# Start of RECORDS SHOWN

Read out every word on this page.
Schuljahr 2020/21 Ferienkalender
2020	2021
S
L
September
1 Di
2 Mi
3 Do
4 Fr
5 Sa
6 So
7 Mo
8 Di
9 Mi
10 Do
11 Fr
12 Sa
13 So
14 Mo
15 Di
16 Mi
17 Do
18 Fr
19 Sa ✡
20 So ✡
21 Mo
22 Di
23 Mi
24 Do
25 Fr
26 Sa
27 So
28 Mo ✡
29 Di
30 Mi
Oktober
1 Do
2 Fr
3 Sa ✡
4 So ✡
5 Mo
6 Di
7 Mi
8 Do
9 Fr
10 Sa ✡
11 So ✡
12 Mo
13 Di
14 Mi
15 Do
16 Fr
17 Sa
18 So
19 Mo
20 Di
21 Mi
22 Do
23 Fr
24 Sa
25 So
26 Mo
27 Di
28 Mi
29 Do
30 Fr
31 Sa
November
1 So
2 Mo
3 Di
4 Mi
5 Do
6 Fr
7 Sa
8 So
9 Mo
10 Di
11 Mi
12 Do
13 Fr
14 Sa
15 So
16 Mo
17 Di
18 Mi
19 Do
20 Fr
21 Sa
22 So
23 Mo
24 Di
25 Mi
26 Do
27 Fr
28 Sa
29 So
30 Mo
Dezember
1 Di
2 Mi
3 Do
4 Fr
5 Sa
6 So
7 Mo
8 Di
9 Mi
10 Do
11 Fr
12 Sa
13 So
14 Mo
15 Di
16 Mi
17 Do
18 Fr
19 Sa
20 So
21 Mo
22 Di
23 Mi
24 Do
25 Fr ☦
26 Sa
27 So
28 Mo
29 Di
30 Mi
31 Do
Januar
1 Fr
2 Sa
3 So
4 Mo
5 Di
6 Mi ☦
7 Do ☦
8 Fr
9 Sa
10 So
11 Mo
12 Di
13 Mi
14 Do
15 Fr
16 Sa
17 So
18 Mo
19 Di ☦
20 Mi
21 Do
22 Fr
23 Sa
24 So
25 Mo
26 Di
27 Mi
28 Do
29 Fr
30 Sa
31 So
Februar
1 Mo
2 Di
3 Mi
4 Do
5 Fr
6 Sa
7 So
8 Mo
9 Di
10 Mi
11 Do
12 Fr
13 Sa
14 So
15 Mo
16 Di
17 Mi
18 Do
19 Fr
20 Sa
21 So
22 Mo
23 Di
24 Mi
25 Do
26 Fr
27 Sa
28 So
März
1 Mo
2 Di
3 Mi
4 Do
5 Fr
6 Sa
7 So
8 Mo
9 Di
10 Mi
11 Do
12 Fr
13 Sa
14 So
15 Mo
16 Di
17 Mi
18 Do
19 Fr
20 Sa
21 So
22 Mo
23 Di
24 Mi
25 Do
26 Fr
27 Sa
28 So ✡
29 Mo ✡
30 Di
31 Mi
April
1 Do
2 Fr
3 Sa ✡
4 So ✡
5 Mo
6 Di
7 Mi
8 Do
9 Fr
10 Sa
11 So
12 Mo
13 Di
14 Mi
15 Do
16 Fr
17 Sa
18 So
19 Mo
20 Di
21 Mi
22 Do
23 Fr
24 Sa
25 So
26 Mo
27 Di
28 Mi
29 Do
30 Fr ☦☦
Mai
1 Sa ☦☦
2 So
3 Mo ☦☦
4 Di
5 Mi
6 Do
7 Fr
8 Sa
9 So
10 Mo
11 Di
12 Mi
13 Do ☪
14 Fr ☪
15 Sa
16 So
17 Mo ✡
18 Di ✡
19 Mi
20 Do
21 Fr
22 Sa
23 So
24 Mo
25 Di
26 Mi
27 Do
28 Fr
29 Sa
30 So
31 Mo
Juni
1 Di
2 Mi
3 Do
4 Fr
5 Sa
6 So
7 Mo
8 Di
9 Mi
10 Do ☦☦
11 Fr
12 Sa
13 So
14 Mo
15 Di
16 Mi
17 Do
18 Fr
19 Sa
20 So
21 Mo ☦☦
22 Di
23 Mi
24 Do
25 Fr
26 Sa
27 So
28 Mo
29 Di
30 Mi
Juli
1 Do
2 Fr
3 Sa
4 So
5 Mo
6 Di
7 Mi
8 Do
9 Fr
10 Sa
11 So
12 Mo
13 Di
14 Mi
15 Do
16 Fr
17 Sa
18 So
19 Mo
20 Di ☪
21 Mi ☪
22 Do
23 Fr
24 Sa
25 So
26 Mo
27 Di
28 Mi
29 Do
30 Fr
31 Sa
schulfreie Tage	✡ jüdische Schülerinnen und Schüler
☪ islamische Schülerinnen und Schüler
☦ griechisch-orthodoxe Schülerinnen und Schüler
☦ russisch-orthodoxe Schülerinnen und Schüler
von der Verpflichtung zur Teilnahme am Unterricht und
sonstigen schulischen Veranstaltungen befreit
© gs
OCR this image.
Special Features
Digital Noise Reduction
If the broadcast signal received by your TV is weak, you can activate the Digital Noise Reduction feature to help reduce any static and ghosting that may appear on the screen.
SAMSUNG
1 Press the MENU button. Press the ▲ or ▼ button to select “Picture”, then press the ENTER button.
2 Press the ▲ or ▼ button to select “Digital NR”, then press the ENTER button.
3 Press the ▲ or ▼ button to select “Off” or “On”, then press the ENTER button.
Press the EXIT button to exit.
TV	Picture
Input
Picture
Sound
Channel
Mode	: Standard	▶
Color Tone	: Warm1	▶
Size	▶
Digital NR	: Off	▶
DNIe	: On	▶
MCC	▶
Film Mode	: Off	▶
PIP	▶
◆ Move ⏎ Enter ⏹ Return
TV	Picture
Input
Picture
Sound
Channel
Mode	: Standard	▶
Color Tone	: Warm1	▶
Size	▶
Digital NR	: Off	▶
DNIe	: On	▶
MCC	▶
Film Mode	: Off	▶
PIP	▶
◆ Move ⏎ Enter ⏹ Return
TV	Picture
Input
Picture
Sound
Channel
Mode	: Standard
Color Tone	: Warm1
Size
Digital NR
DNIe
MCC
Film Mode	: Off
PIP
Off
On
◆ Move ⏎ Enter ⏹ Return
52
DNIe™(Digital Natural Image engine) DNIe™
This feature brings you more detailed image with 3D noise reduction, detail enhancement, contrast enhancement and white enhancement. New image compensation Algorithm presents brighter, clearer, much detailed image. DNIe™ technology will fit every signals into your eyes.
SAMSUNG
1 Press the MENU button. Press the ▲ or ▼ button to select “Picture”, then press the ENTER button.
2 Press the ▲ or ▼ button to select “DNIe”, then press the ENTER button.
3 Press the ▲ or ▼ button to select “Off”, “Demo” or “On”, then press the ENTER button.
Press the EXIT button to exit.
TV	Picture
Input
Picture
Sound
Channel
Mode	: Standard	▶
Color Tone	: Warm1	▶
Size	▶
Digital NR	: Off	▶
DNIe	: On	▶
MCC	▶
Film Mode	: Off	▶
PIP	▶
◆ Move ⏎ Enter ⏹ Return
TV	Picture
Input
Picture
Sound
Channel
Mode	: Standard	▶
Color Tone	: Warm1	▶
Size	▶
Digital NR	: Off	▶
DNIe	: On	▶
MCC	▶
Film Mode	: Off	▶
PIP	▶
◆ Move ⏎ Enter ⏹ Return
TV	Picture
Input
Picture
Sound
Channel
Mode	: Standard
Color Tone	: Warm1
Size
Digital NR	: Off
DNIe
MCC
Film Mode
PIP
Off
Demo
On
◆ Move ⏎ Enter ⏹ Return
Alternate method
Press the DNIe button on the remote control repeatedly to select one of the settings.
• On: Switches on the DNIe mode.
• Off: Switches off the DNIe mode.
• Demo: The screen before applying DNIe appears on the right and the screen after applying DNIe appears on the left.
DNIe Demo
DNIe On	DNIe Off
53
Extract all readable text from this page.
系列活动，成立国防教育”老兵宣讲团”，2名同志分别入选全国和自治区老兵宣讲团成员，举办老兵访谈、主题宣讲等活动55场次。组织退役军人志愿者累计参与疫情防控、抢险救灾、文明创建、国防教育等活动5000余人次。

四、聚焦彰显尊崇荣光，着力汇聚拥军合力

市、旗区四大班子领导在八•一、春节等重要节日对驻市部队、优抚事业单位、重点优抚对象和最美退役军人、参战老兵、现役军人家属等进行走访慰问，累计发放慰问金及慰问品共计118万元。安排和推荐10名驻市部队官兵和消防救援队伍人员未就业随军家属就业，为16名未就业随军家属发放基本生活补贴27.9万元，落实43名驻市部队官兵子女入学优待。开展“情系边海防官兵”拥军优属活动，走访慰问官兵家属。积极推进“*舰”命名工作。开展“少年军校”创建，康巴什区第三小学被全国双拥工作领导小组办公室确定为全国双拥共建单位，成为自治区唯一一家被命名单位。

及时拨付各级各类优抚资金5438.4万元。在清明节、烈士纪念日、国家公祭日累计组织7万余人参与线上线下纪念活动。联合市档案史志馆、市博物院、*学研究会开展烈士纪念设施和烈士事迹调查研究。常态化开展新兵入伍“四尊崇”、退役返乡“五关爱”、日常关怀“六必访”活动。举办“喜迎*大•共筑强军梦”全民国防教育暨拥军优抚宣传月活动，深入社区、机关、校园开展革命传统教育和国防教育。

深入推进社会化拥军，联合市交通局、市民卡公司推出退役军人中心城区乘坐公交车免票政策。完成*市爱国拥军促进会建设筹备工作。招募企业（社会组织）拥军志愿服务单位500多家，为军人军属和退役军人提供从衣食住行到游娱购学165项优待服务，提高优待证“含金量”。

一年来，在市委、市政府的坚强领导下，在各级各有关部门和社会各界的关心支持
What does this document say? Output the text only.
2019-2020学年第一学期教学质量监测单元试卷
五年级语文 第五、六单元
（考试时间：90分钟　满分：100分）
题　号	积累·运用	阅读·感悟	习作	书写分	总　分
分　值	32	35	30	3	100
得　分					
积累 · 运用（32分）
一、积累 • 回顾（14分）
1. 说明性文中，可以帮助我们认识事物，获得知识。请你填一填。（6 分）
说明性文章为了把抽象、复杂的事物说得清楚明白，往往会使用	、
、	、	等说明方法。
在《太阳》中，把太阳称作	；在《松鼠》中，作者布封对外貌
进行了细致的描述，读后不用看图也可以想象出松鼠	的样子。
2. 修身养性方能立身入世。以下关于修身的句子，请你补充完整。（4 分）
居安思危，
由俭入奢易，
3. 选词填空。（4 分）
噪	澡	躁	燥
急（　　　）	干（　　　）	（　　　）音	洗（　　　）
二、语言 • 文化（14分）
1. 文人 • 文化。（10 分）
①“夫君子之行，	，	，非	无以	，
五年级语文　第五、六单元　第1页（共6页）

# End of RECORDS SHOWN

The answer is the number of lines in the preceding material that hold "every"; write that number and nothing else.

2